## YOUR OBJECTIVE
Copy each of the items below word for word, including every line of text, and leave out the pictures.

## Begin

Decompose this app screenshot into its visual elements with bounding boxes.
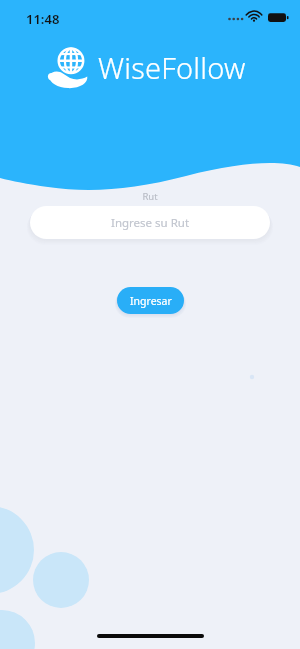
other: WiseFollow logo [46,43,94,91]
staticText: 11:48 [26,10,60,28]
staticText: Ingrese su Rut [111,215,190,231]
staticText: WiseFollow [98,48,246,87]
button[interactable]: Ingresar [117,287,184,314]
staticText: Rut [0,190,300,203]
staticText: Ingresar [130,294,172,308]
button[interactable]: Ingrese su Rut [30,206,270,239]
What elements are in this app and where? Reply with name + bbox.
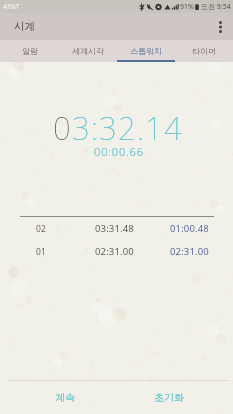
staticText: AT&T (3, 2, 20, 12)
staticText: 03:32.14 (53, 107, 184, 149)
staticText: 02:31.00 (170, 245, 209, 258)
staticText: 91% (180, 2, 194, 12)
staticText: 01 (36, 246, 47, 258)
staticText: 02 (36, 223, 47, 235)
staticText: 스톱워치 (130, 46, 162, 56)
button[interactable]: 계속 (0, 381, 116, 414)
staticText: 세계시각 (72, 46, 104, 56)
button[interactable]: 01 (0, 240, 233, 263)
button[interactable]: 타이머 (175, 40, 233, 62)
staticText: 03:31.48 (95, 222, 134, 235)
staticText: 계속 (55, 391, 75, 404)
button[interactable]: 02 (0, 217, 233, 240)
button[interactable]: 스톱워치 (117, 40, 175, 62)
staticText: 00:00.66 (94, 144, 144, 159)
staticText: 02:31.00 (95, 245, 134, 258)
button[interactable]: 초기화 (116, 381, 233, 414)
staticText: 시계 (14, 20, 35, 33)
staticText: 알람 (22, 46, 38, 56)
staticText: 타이머 (192, 46, 216, 56)
staticText: 초기화 (154, 391, 184, 404)
button[interactable]: 세계시각 (59, 40, 117, 62)
button[interactable]: 알람 (0, 40, 59, 62)
staticText: 01:00.48 (170, 222, 209, 235)
staticText: 오전 9:54 (201, 2, 231, 12)
button[interactable]: More options (207, 13, 233, 40)
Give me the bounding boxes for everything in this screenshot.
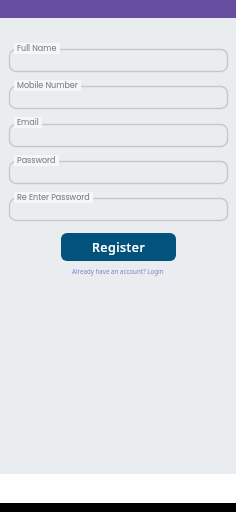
button[interactable] — [9, 49, 228, 72]
button[interactable] — [9, 198, 228, 221]
button[interactable] — [9, 86, 228, 109]
staticText: Register — [92, 239, 146, 256]
button[interactable]: Already have an account? Login — [68, 266, 168, 276]
button[interactable] — [9, 161, 228, 184]
staticText: Full Name — [17, 43, 57, 54]
button[interactable] — [9, 124, 228, 147]
staticText: Mobile Number — [17, 80, 78, 91]
staticText: Password — [17, 155, 56, 166]
staticText: Email — [17, 117, 39, 128]
staticText: Already have an account? Login — [72, 267, 164, 275]
button[interactable]: Register — [61, 233, 176, 261]
staticText: Re Enter Password — [17, 192, 90, 203]
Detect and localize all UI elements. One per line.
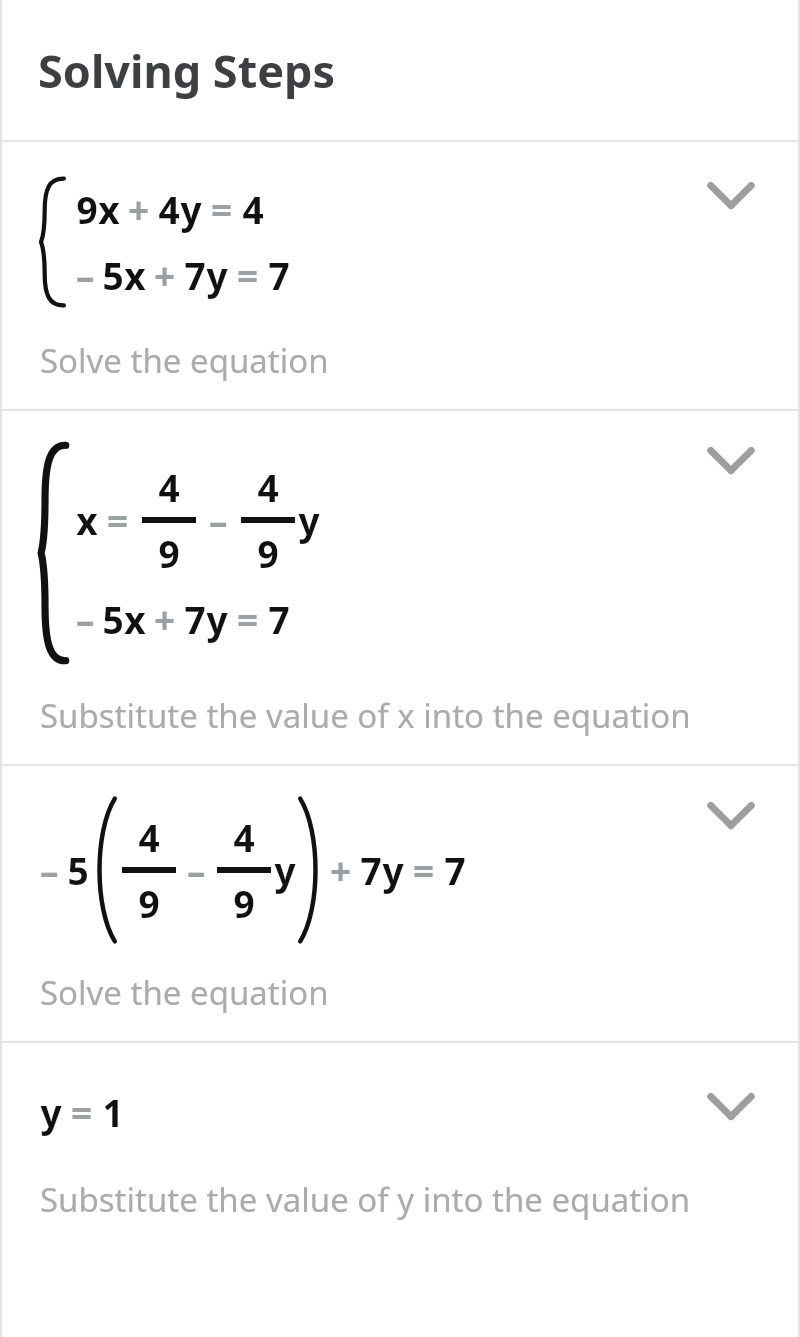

## End

## WRITTEN ANSWER
Decompose this app screenshot into its visual elements with bounding boxes.
other: WiseFollow logo [46,43,94,91]
staticText: 11:48 [26,10,60,28]
staticText: Ingrese su Rut [111,215,190,231]
staticText: WiseFollow [98,48,246,87]
button[interactable]: Ingresar [117,287,184,314]
staticText: Rut [0,190,300,203]
staticText: Ingresar [130,294,172,308]
button[interactable]: Ingrese su Rut [30,206,270,239]
What elements are in this app and where? Reply with name + bbox.
staticText: AT&T (3, 2, 20, 12)
staticText: 03:32.14 (53, 107, 184, 149)
staticText: 02:31.00 (170, 245, 209, 258)
staticText: 91% (180, 2, 194, 12)
staticText: 01 (36, 246, 47, 258)
staticText: 02 (36, 223, 47, 235)
staticText: 스톱워치 (130, 46, 162, 56)
button[interactable]: 계속 (0, 381, 116, 414)
staticText: 세계시각 (72, 46, 104, 56)
button[interactable]: 01 (0, 240, 233, 263)
button[interactable]: 타이머 (175, 40, 233, 62)
staticText: 03:31.48 (95, 222, 134, 235)
staticText: 계속 (55, 391, 75, 404)
button[interactable]: 02 (0, 217, 233, 240)
button[interactable]: 스톱워치 (117, 40, 175, 62)
staticText: 00:00.66 (94, 144, 144, 159)
staticText: 02:31.00 (95, 245, 134, 258)
button[interactable]: 초기화 (116, 381, 233, 414)
staticText: 시계 (14, 20, 35, 33)
staticText: 알람 (22, 46, 38, 56)
staticText: 타이머 (192, 46, 216, 56)
staticText: 초기화 (154, 391, 184, 404)
button[interactable]: 세계시각 (59, 40, 117, 62)
button[interactable]: 알람 (0, 40, 59, 62)
staticText: 01:00.48 (170, 222, 209, 235)
staticText: 오전 9:54 (201, 2, 231, 12)
button[interactable]: More options (207, 13, 233, 40)
Give me the bounding boxes for everything in this screenshot.
button[interactable] — [9, 49, 228, 72]
button[interactable] — [9, 198, 228, 221]
button[interactable] — [9, 86, 228, 109]
staticText: Register — [92, 239, 146, 256]
button[interactable]: Already have an account? Login — [68, 266, 168, 276]
button[interactable] — [9, 161, 228, 184]
staticText: Full Name — [17, 43, 57, 54]
button[interactable] — [9, 124, 228, 147]
staticText: Mobile Number — [17, 80, 78, 91]
staticText: Password — [17, 155, 56, 166]
staticText: Email — [17, 117, 39, 128]
staticText: Already have an account? Login — [72, 267, 164, 275]
button[interactable]: Register — [61, 233, 176, 261]
staticText: Re Enter Password — [17, 192, 90, 203]
Detect and localize all UI elements. One per line.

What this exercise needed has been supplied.